== Given problem ==
Print the data exactly as it is given, please.
** begin Records for the exercise **
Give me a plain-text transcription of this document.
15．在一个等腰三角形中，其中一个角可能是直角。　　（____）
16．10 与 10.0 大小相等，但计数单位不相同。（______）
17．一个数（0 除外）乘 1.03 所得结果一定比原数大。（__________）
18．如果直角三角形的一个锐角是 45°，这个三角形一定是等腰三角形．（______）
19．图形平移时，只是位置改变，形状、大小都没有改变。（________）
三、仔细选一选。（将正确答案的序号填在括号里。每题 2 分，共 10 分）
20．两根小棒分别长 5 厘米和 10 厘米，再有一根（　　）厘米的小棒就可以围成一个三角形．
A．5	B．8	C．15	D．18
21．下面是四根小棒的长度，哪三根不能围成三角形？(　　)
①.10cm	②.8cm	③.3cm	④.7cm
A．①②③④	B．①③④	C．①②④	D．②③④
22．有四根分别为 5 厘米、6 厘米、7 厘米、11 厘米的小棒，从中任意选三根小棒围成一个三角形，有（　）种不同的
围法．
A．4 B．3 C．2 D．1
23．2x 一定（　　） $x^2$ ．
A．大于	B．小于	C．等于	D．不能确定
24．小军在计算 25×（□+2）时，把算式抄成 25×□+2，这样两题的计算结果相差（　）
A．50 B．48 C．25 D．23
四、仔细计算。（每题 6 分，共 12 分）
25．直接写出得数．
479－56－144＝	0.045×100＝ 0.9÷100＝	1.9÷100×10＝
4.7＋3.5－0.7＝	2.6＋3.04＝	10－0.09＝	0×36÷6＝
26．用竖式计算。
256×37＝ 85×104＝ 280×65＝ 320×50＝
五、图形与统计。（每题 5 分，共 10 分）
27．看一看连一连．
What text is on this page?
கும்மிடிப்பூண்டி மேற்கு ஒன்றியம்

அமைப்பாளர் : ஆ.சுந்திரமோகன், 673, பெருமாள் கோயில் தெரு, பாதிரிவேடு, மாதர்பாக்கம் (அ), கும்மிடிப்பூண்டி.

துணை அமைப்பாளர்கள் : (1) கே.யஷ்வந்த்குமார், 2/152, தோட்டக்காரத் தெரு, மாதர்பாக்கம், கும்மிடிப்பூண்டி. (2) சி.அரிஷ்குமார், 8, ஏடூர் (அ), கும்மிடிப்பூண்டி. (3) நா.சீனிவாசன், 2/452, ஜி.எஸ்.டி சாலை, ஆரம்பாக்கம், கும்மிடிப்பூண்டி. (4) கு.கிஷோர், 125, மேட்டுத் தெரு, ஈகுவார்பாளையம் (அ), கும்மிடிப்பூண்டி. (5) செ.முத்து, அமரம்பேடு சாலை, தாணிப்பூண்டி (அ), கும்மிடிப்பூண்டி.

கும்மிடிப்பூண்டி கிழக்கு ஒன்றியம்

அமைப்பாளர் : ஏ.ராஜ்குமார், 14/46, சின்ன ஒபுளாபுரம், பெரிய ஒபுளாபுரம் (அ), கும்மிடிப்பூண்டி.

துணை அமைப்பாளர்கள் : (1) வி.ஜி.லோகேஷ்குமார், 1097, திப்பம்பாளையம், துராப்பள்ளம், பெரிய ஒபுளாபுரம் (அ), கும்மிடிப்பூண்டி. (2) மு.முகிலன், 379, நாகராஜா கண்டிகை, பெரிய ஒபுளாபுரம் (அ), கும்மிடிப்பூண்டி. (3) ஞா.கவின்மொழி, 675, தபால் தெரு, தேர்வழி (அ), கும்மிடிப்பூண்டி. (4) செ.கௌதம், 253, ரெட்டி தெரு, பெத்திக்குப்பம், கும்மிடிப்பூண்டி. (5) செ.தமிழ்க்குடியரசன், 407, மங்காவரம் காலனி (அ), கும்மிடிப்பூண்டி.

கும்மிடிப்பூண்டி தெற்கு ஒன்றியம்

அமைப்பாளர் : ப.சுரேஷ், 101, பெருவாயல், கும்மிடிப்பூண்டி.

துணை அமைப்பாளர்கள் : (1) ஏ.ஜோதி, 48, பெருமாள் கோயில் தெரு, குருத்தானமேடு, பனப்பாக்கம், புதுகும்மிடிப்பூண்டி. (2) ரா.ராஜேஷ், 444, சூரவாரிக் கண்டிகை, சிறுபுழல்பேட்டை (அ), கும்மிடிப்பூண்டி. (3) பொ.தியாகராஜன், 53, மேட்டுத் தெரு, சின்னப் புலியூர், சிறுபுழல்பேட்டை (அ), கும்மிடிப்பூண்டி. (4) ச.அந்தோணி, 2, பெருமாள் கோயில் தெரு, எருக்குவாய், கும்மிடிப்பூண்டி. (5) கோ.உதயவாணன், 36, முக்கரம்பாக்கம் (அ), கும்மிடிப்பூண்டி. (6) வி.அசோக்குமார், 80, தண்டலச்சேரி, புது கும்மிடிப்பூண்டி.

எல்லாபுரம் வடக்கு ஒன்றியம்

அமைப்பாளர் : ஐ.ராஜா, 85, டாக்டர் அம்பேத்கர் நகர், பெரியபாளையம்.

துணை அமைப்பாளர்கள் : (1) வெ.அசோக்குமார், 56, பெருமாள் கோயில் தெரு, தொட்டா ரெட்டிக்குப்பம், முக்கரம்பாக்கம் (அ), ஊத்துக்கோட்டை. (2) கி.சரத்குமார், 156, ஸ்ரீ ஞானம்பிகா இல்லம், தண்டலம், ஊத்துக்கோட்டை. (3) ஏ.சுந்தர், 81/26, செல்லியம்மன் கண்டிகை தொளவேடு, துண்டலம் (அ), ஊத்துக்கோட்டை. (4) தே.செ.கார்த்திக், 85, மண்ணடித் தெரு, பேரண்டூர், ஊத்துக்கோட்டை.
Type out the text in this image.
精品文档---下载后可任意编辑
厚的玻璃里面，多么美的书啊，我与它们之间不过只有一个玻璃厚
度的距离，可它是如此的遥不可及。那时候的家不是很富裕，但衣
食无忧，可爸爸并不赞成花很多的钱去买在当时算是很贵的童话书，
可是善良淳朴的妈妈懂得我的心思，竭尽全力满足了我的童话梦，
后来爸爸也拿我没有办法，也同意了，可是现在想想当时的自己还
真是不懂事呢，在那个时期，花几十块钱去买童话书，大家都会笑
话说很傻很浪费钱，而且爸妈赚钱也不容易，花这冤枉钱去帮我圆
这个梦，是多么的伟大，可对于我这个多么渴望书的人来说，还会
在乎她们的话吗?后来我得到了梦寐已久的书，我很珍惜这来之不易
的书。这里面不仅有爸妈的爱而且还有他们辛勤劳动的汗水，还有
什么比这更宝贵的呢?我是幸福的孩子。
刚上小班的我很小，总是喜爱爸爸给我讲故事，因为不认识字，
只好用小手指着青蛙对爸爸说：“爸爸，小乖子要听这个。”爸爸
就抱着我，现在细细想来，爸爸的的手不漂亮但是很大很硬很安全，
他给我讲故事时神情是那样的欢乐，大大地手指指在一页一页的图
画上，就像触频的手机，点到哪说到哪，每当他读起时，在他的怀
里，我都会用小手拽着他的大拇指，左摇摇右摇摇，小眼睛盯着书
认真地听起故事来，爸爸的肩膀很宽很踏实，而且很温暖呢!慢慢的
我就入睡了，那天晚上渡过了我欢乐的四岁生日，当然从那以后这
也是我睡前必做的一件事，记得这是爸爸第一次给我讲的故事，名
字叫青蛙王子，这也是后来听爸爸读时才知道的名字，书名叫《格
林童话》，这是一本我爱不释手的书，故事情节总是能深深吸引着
** end Records for the exercise **
== Solution for this task ==
Give me a plain-text transcription of this document.
15．在一个等腰三角形中，其中一个角可能是直角。　　（____）
16．10 与 10.0 大小相等，但计数单位不相同。（______）
17．一个数（0 除外）乘 1.03 所得结果一定比原数大。（__________）
18．如果直角三角形的一个锐角是 45°，这个三角形一定是等腰三角形．（______）
19．图形平移时，只是位置改变，形状、大小都没有改变。（________）
三、仔细选一选。（将正确答案的序号填在括号里。每题 2 分，共 10 分）
20．两根小棒分别长 5 厘米和 10 厘米，再有一根（　　）厘米的小棒就可以围成一个三角形．
A．5	B．8	C．15	D．18
21．下面是四根小棒的长度，哪三根不能围成三角形？(　　)
①.10cm	②.8cm	③.3cm	④.7cm
A．①②③④	B．①③④	C．①②④	D．②③④
22．有四根分别为 5 厘米、6 厘米、7 厘米、11 厘米的小棒，从中任意选三根小棒围成一个三角形，有（　）种不同的
围法．
A．4 B．3 C．2 D．1
23．2x 一定（　　） $x^2$ ．
A．大于	B．小于	C．等于	D．不能确定
24．小军在计算 25×（□+2）时，把算式抄成 25×□+2，这样两题的计算结果相差（　）
A．50 B．48 C．25 D．23
四、仔细计算。（每题 6 分，共 12 分）
25．直接写出得数．
479－56－144＝	0.045×100＝ 0.9÷100＝	1.9÷100×10＝
4.7＋3.5－0.7＝	2.6＋3.04＝	10－0.09＝	0×36÷6＝
26．用竖式计算。
256×37＝ 85×104＝ 280×65＝ 320×50＝
五、图形与统计。（每题 5 分，共 10 分）
27．看一看连一连．
What text is on this page?
கும்மிடிப்பூண்டி மேற்கு ஒன்றியம்

அமைப்பாளர் : ஆ.சுந்திரமோகன், 673, பெருமாள் கோயில் தெரு, பாதிரிவேடு, மாதர்பாக்கம் (அ), கும்மிடிப்பூண்டி.

துணை அமைப்பாளர்கள் : (1) கே.யஷ்வந்த்குமார், 2/152, தோட்டக்காரத் தெரு, மாதர்பாக்கம், கும்மிடிப்பூண்டி. (2) சி.அரிஷ்குமார், 8, ஏடூர் (அ), கும்மிடிப்பூண்டி. (3) நா.சீனிவாசன், 2/452, ஜி.எஸ்.டி சாலை, ஆரம்பாக்கம், கும்மிடிப்பூண்டி. (4) கு.கிஷோர், 125, மேட்டுத் தெரு, ஈகுவார்பாளையம் (அ), கும்மிடிப்பூண்டி. (5) செ.முத்து, அமரம்பேடு சாலை, தாணிப்பூண்டி (அ), கும்மிடிப்பூண்டி.

கும்மிடிப்பூண்டி கிழக்கு ஒன்றியம்

அமைப்பாளர் : ஏ.ராஜ்குமார், 14/46, சின்ன ஒபுளாபுரம், பெரிய ஒபுளாபுரம் (அ), கும்மிடிப்பூண்டி.

துணை அமைப்பாளர்கள் : (1) வி.ஜி.லோகேஷ்குமார், 1097, திப்பம்பாளையம், துராப்பள்ளம், பெரிய ஒபுளாபுரம் (அ), கும்மிடிப்பூண்டி. (2) மு.முகிலன், 379, நாகராஜா கண்டிகை, பெரிய ஒபுளாபுரம் (அ), கும்மிடிப்பூண்டி. (3) ஞா.கவின்மொழி, 675, தபால் தெரு, தேர்வழி (அ), கும்மிடிப்பூண்டி. (4) செ.கௌதம், 253, ரெட்டி தெரு, பெத்திக்குப்பம், கும்மிடிப்பூண்டி. (5) செ.தமிழ்க்குடியரசன், 407, மங்காவரம் காலனி (அ), கும்மிடிப்பூண்டி.

கும்மிடிப்பூண்டி தெற்கு ஒன்றியம்

அமைப்பாளர் : ப.சுரேஷ், 101, பெருவாயல், கும்மிடிப்பூண்டி.

துணை அமைப்பாளர்கள் : (1) ஏ.ஜோதி, 48, பெருமாள் கோயில் தெரு, குருத்தானமேடு, பனப்பாக்கம், புதுகும்மிடிப்பூண்டி. (2) ரா.ராஜேஷ், 444, சூரவாரிக் கண்டிகை, சிறுபுழல்பேட்டை (அ), கும்மிடிப்பூண்டி. (3) பொ.தியாகராஜன், 53, மேட்டுத் தெரு, சின்னப் புலியூர், சிறுபுழல்பேட்டை (அ), கும்மிடிப்பூண்டி. (4) ச.அந்தோணி, 2, பெருமாள் கோயில் தெரு, எருக்குவாய், கும்மிடிப்பூண்டி. (5) கோ.உதயவாணன், 36, முக்கரம்பாக்கம் (அ), கும்மிடிப்பூண்டி. (6) வி.அசோக்குமார், 80, தண்டலச்சேரி, புது கும்மிடிப்பூண்டி.

எல்லாபுரம் வடக்கு ஒன்றியம்

அமைப்பாளர் : ஐ.ராஜா, 85, டாக்டர் அம்பேத்கர் நகர், பெரியபாளையம்.

துணை அமைப்பாளர்கள் : (1) வெ.அசோக்குமார், 56, பெருமாள் கோயில் தெரு, தொட்டா ரெட்டிக்குப்பம், முக்கரம்பாக்கம் (அ), ஊத்துக்கோட்டை. (2) கி.சரத்குமார், 156, ஸ்ரீ ஞானம்பிகா இல்லம், தண்டலம், ஊத்துக்கோட்டை. (3) ஏ.சுந்தர், 81/26, செல்லியம்மன் கண்டிகை தொளவேடு, துண்டலம் (அ), ஊத்துக்கோட்டை. (4) தே.செ.கார்த்திக், 85, மண்ணடித் தெரு, பேரண்டூர், ஊத்துக்கோட்டை.
Type out the text in this image.
精品文档---下载后可任意编辑
厚的玻璃里面，多么美的书啊，我与它们之间不过只有一个玻璃厚
度的距离，可它是如此的遥不可及。那时候的家不是很富裕，但衣
食无忧，可爸爸并不赞成花很多的钱去买在当时算是很贵的童话书，
可是善良淳朴的妈妈懂得我的心思，竭尽全力满足了我的童话梦，
后来爸爸也拿我没有办法，也同意了，可是现在想想当时的自己还
真是不懂事呢，在那个时期，花几十块钱去买童话书，大家都会笑
话说很傻很浪费钱，而且爸妈赚钱也不容易，花这冤枉钱去帮我圆
这个梦，是多么的伟大，可对于我这个多么渴望书的人来说，还会
在乎她们的话吗?后来我得到了梦寐已久的书，我很珍惜这来之不易
的书。这里面不仅有爸妈的爱而且还有他们辛勤劳动的汗水，还有
什么比这更宝贵的呢?我是幸福的孩子。
刚上小班的我很小，总是喜爱爸爸给我讲故事，因为不认识字，
只好用小手指着青蛙对爸爸说：“爸爸，小乖子要听这个。”爸爸
就抱着我，现在细细想来，爸爸的的手不漂亮但是很大很硬很安全，
他给我讲故事时神情是那样的欢乐，大大地手指指在一页一页的图
画上，就像触频的手机，点到哪说到哪，每当他读起时，在他的怀
里，我都会用小手拽着他的大拇指，左摇摇右摇摇，小眼睛盯着书
认真地听起故事来，爸爸的肩膀很宽很踏实，而且很温暖呢!慢慢的
我就入睡了，那天晚上渡过了我欢乐的四岁生日，当然从那以后这
也是我睡前必做的一件事，记得这是爸爸第一次给我讲的故事，名
字叫青蛙王子，这也是后来听爸爸读时才知道的名字，书名叫《格
林童话》，这是一本我爱不释手的书，故事情节总是能深深吸引着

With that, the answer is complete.